▶ What you need to do
Show each line from the listing that includes the word "label".

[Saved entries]

(begin)

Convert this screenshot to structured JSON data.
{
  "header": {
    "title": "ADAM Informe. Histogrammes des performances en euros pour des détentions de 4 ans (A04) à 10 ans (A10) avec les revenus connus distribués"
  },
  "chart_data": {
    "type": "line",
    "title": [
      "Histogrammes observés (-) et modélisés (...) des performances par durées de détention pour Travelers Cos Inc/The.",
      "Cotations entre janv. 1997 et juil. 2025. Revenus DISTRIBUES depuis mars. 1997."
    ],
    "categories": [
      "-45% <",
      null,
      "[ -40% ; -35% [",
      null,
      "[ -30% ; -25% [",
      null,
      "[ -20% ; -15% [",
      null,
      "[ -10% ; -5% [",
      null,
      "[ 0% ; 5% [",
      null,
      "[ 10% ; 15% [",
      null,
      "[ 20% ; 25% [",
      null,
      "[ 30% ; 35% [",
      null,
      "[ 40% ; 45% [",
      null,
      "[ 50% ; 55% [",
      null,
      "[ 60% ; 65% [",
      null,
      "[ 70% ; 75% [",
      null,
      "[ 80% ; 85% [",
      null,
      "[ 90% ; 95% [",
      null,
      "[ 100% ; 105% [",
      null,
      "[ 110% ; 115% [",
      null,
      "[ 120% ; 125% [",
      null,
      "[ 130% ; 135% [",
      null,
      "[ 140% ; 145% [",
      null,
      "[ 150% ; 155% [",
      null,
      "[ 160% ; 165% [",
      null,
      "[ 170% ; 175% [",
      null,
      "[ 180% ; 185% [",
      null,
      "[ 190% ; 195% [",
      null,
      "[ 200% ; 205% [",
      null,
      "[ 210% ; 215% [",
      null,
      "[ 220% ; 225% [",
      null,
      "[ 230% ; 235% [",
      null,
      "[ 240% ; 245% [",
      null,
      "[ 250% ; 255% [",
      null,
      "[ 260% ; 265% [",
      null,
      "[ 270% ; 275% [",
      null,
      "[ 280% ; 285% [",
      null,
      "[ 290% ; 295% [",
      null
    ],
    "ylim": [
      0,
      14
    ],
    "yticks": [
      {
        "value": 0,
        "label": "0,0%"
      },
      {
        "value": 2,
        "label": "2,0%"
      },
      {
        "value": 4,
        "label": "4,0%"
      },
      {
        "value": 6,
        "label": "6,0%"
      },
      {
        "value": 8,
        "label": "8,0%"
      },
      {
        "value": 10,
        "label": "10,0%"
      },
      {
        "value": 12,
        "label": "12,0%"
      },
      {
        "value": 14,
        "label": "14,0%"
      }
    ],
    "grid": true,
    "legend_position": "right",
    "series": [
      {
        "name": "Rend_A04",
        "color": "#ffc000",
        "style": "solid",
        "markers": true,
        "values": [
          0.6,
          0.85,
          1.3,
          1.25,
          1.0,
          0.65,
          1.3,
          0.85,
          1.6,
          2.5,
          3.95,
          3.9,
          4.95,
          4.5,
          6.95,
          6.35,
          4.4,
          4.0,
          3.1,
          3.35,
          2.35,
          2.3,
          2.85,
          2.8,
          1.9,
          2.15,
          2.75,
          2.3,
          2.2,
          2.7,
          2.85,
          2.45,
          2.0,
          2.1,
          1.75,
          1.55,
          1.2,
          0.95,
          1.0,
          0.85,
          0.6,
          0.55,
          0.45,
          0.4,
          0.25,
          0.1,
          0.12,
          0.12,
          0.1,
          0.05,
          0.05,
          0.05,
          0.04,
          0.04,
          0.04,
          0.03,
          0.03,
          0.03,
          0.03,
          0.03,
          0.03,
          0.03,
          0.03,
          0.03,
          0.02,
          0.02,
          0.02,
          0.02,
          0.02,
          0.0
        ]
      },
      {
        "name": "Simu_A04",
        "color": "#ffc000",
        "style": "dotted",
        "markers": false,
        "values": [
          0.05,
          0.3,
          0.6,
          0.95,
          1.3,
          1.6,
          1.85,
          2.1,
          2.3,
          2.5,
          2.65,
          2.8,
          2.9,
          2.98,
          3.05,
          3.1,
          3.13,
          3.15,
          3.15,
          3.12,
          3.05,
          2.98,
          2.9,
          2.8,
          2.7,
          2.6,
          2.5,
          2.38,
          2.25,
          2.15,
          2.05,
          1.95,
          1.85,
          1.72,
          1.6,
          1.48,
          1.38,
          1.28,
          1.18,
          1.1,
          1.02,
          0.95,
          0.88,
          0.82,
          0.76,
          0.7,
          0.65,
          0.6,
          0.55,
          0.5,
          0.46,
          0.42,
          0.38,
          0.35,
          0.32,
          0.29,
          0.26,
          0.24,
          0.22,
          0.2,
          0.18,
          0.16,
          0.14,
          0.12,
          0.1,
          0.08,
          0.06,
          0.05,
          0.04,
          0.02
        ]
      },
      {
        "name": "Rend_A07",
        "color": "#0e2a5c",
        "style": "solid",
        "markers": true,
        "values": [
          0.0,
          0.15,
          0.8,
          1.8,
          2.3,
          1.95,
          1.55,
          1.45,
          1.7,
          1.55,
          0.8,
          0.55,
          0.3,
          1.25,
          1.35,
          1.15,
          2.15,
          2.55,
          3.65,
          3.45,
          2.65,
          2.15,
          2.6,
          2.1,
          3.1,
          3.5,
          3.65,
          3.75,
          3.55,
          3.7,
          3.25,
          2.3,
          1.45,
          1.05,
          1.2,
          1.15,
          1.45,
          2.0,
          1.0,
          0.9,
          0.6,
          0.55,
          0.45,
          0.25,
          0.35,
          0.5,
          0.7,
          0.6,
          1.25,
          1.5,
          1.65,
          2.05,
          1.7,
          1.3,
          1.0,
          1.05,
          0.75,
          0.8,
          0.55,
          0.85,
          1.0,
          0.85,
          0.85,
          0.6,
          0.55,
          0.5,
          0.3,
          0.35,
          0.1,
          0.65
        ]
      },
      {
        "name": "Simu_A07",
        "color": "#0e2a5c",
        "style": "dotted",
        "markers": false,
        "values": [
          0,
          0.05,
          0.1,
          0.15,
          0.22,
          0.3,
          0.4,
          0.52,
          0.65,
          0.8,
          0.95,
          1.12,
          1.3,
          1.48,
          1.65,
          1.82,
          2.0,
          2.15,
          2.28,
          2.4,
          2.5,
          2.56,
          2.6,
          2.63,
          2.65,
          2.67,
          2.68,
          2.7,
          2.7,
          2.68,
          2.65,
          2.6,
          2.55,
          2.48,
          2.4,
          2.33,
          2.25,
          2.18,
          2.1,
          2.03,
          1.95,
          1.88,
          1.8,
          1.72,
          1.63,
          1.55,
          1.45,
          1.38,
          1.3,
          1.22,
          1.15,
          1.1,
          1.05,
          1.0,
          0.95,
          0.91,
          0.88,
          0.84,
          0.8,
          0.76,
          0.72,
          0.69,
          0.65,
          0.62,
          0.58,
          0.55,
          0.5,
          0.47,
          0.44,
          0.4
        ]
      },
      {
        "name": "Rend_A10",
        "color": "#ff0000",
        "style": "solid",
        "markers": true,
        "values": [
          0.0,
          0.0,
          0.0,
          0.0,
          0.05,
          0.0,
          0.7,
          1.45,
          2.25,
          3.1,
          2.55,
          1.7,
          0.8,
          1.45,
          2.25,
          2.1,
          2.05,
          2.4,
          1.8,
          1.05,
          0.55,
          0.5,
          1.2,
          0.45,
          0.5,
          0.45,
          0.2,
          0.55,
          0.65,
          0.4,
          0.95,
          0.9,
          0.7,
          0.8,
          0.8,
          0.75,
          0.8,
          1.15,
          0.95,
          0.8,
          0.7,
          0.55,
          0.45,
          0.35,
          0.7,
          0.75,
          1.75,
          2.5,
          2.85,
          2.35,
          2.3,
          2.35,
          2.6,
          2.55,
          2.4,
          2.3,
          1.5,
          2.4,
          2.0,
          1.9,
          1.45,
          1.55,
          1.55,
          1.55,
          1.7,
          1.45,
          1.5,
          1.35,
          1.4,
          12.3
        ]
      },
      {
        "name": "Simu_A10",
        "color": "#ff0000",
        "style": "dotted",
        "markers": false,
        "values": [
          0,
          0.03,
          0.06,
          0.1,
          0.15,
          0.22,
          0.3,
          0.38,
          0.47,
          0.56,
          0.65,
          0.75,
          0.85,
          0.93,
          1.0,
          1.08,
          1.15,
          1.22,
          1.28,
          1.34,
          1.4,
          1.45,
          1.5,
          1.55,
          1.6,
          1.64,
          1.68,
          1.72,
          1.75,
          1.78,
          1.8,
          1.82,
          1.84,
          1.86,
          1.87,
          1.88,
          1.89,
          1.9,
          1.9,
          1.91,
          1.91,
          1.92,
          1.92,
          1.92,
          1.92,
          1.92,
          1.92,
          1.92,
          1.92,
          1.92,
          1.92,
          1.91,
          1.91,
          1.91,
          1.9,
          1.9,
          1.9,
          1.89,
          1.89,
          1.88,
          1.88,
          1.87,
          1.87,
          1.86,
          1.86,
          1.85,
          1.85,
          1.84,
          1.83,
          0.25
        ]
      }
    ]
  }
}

(end)

▶ Answer for the task
        "label": "0,0%"
        "label": "2,0%"
        "label": "4,0%"
        "label": "6,0%"
        "label": "8,0%"
        "label": "10,0%"
        "label": "12,0%"
        "label": "14,0%"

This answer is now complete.